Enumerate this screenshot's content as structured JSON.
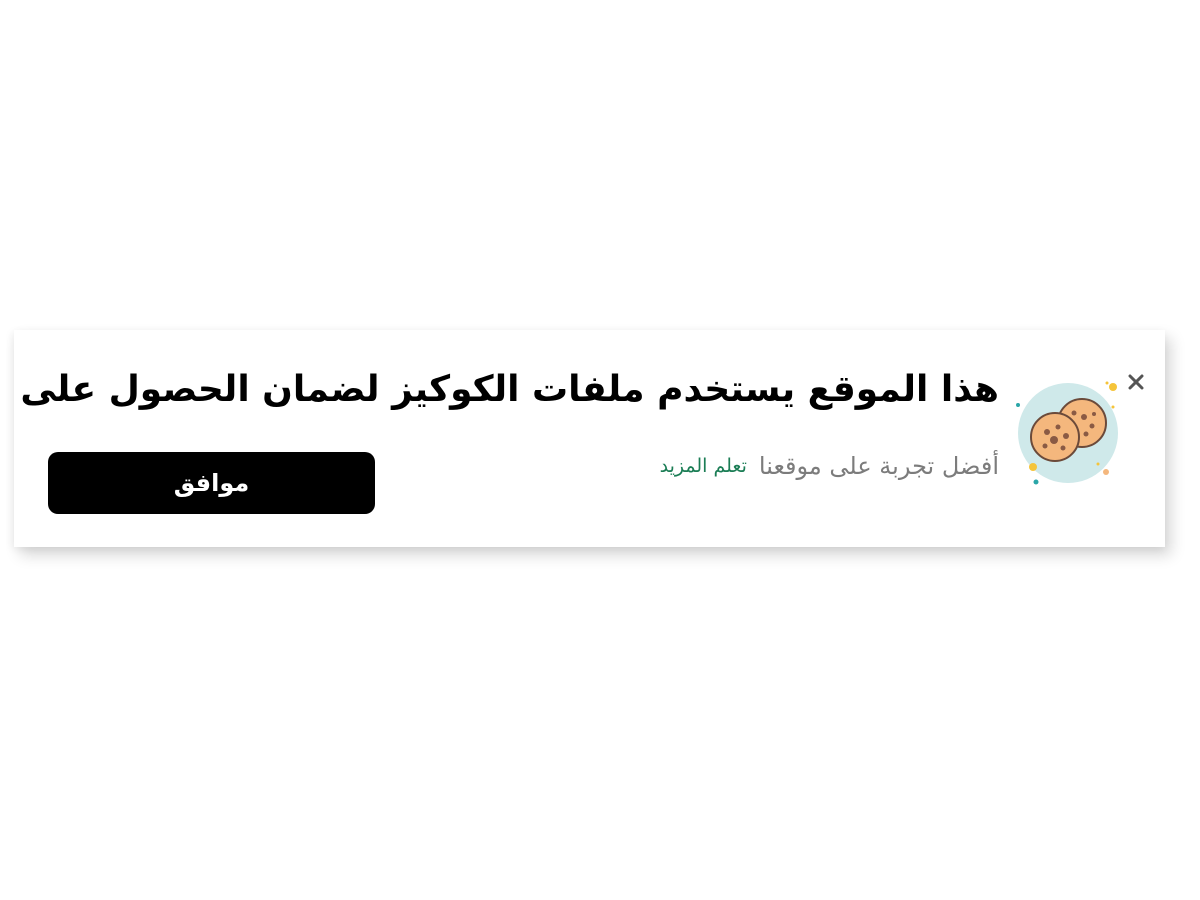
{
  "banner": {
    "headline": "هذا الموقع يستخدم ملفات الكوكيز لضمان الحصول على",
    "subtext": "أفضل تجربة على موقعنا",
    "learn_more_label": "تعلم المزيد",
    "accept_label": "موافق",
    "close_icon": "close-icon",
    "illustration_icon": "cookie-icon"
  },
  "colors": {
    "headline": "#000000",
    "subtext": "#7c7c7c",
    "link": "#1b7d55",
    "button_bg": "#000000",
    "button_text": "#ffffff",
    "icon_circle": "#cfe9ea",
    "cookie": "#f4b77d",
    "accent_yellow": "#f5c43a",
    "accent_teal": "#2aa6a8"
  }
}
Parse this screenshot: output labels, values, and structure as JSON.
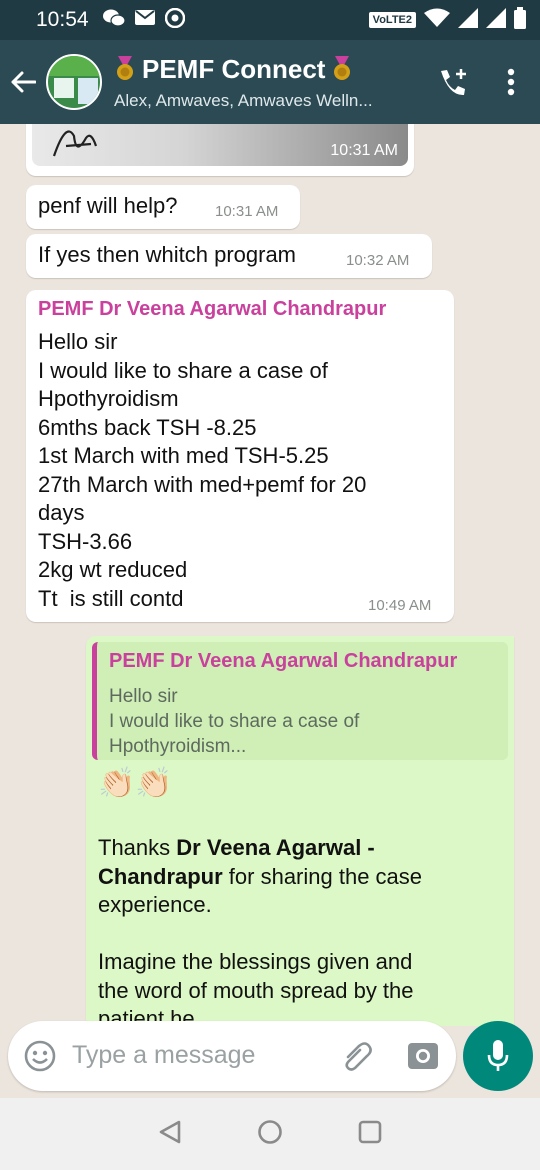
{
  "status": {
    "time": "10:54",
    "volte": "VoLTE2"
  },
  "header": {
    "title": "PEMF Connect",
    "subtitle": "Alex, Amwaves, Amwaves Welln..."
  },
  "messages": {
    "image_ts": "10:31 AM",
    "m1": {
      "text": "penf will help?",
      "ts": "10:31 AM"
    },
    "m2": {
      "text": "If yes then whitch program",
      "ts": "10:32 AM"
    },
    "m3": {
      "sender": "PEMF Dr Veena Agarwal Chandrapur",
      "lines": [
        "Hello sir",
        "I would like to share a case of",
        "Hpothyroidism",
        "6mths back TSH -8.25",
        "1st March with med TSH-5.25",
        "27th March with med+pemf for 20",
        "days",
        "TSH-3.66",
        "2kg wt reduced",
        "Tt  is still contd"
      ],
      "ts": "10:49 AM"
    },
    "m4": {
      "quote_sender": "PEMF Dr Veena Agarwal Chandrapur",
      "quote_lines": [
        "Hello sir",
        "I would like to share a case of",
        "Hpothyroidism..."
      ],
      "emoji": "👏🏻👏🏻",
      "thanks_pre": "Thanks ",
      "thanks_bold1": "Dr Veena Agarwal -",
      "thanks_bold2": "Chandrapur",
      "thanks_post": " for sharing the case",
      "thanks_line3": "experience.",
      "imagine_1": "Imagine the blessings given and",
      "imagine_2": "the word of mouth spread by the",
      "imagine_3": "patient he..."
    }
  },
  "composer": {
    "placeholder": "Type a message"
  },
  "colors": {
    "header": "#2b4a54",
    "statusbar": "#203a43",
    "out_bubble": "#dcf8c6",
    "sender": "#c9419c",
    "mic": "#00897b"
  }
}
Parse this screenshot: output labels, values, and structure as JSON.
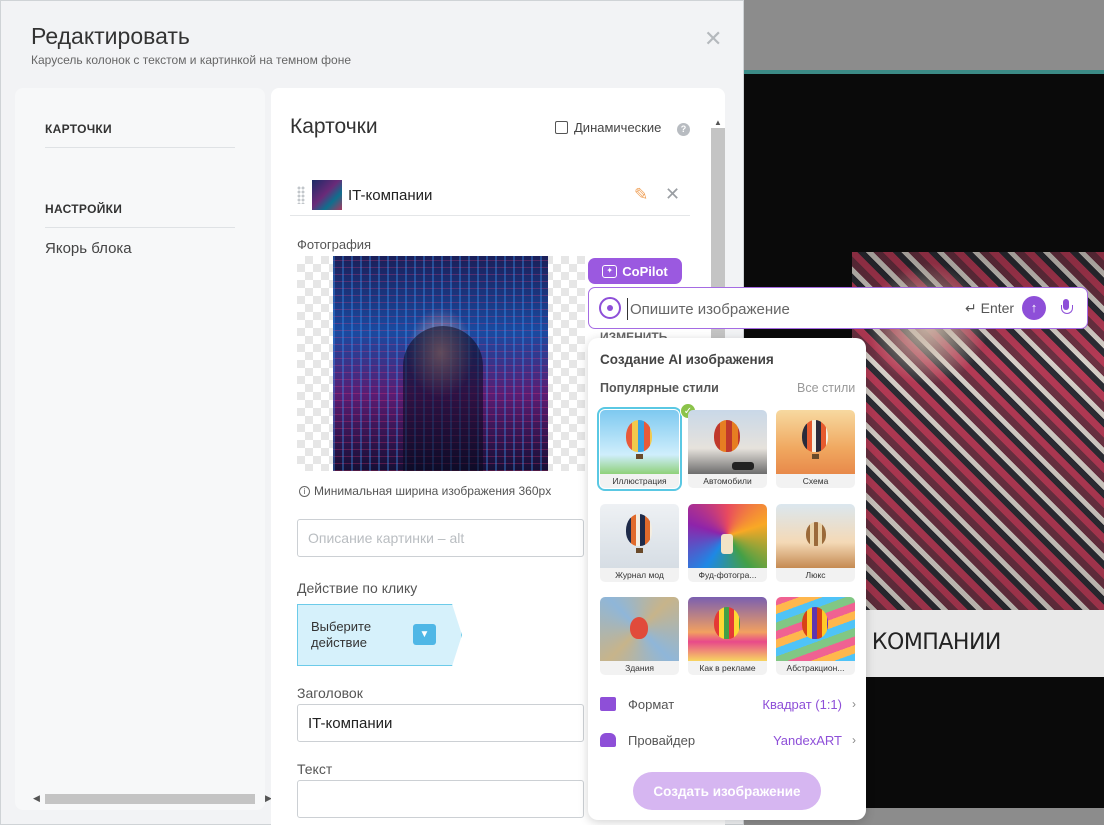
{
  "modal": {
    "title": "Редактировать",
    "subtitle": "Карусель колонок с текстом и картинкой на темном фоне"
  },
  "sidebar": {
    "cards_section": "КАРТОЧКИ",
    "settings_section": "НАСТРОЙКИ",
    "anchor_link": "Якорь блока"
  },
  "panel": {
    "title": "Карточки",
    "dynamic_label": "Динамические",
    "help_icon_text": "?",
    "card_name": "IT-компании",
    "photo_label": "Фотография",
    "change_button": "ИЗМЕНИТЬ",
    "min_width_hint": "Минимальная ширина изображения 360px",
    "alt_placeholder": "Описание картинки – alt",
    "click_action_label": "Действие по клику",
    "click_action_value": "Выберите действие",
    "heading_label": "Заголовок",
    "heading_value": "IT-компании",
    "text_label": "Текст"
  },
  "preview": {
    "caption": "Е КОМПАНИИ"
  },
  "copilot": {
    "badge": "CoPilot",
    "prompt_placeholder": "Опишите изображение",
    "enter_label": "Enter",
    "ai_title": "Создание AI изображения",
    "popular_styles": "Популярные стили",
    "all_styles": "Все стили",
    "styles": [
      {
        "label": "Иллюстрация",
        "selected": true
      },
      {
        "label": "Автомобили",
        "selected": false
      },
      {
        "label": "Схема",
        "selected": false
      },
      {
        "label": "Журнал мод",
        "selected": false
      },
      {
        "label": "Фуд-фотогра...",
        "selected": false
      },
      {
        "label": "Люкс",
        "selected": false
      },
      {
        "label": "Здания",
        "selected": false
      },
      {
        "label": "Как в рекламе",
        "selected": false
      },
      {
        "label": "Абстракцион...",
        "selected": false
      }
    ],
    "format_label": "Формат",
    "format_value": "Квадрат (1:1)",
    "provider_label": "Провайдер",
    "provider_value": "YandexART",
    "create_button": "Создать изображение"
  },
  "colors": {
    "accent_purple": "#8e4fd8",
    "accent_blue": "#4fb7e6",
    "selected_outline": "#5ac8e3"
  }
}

**********

Objective:
Retype the whole listing, keeping every line identical and omitting all pictures.

Full solution:
Enumerate this screenshot's content as structured JSON.
{
  "banner": {
    "headline": "هذا الموقع يستخدم ملفات الكوكيز لضمان الحصول على",
    "subtext": "أفضل تجربة على موقعنا",
    "learn_more_label": "تعلم المزيد",
    "accept_label": "موافق",
    "close_icon": "close-icon",
    "illustration_icon": "cookie-icon"
  },
  "colors": {
    "headline": "#000000",
    "subtext": "#7c7c7c",
    "link": "#1b7d55",
    "button_bg": "#000000",
    "button_text": "#ffffff",
    "icon_circle": "#cfe9ea",
    "cookie": "#f4b77d",
    "accent_yellow": "#f5c43a",
    "accent_teal": "#2aa6a8"
  }
}
Parse this screenshot: output labels, values, and structure as JSON.
{
  "status": {
    "time": "10:54",
    "volte": "VoLTE2"
  },
  "header": {
    "title": "PEMF Connect",
    "subtitle": "Alex, Amwaves, Amwaves Welln..."
  },
  "messages": {
    "image_ts": "10:31 AM",
    "m1": {
      "text": "penf will help?",
      "ts": "10:31 AM"
    },
    "m2": {
      "text": "If yes then whitch program",
      "ts": "10:32 AM"
    },
    "m3": {
      "sender": "PEMF Dr Veena Agarwal Chandrapur",
      "lines": [
        "Hello sir",
        "I would like to share a case of",
        "Hpothyroidism",
        "6mths back TSH -8.25",
        "1st March with med TSH-5.25",
        "27th March with med+pemf for 20",
        "days",
        "TSH-3.66",
        "2kg wt reduced",
        "Tt  is still contd"
      ],
      "ts": "10:49 AM"
    },
    "m4": {
      "quote_sender": "PEMF Dr Veena Agarwal Chandrapur",
      "quote_lines": [
        "Hello sir",
        "I would like to share a case of",
        "Hpothyroidism..."
      ],
      "emoji": "👏🏻👏🏻",
      "thanks_pre": "Thanks ",
      "thanks_bold1": "Dr Veena Agarwal -",
      "thanks_bold2": "Chandrapur",
      "thanks_post": " for sharing the case",
      "thanks_line3": "experience.",
      "imagine_1": "Imagine the blessings given and",
      "imagine_2": "the word of mouth spread by the",
      "imagine_3": "patient he..."
    }
  },
  "composer": {
    "placeholder": "Type a message"
  },
  "colors": {
    "header": "#2b4a54",
    "statusbar": "#203a43",
    "out_bubble": "#dcf8c6",
    "sender": "#c9419c",
    "mic": "#00897b"
  }
}
Parse this screenshot: output labels, values, and structure as JSON.
{
  "modal": {
    "title": "Редактировать",
    "subtitle": "Карусель колонок с текстом и картинкой на темном фоне"
  },
  "sidebar": {
    "cards_section": "КАРТОЧКИ",
    "settings_section": "НАСТРОЙКИ",
    "anchor_link": "Якорь блока"
  },
  "panel": {
    "title": "Карточки",
    "dynamic_label": "Динамические",
    "help_icon_text": "?",
    "card_name": "IT-компании",
    "photo_label": "Фотография",
    "change_button": "ИЗМЕНИТЬ",
    "min_width_hint": "Минимальная ширина изображения 360px",
    "alt_placeholder": "Описание картинки – alt",
    "click_action_label": "Действие по клику",
    "click_action_value": "Выберите действие",
    "heading_label": "Заголовок",
    "heading_value": "IT-компании",
    "text_label": "Текст"
  },
  "preview": {
    "caption": "Е КОМПАНИИ"
  },
  "copilot": {
    "badge": "CoPilot",
    "prompt_placeholder": "Опишите изображение",
    "enter_label": "Enter",
    "ai_title": "Создание AI изображения",
    "popular_styles": "Популярные стили",
    "all_styles": "Все стили",
    "styles": [
      {
        "label": "Иллюстрация",
        "selected": true
      },
      {
        "label": "Автомобили",
        "selected": false
      },
      {
        "label": "Схема",
        "selected": false
      },
      {
        "label": "Журнал мод",
        "selected": false
      },
      {
        "label": "Фуд-фотогра...",
        "selected": false
      },
      {
        "label": "Люкс",
        "selected": false
      },
      {
        "label": "Здания",
        "selected": false
      },
      {
        "label": "Как в рекламе",
        "selected": false
      },
      {
        "label": "Абстракцион...",
        "selected": false
      }
    ],
    "format_label": "Формат",
    "format_value": "Квадрат (1:1)",
    "provider_label": "Провайдер",
    "provider_value": "YandexART",
    "create_button": "Создать изображение"
  },
  "colors": {
    "accent_purple": "#8e4fd8",
    "accent_blue": "#4fb7e6",
    "selected_outline": "#5ac8e3"
  }
}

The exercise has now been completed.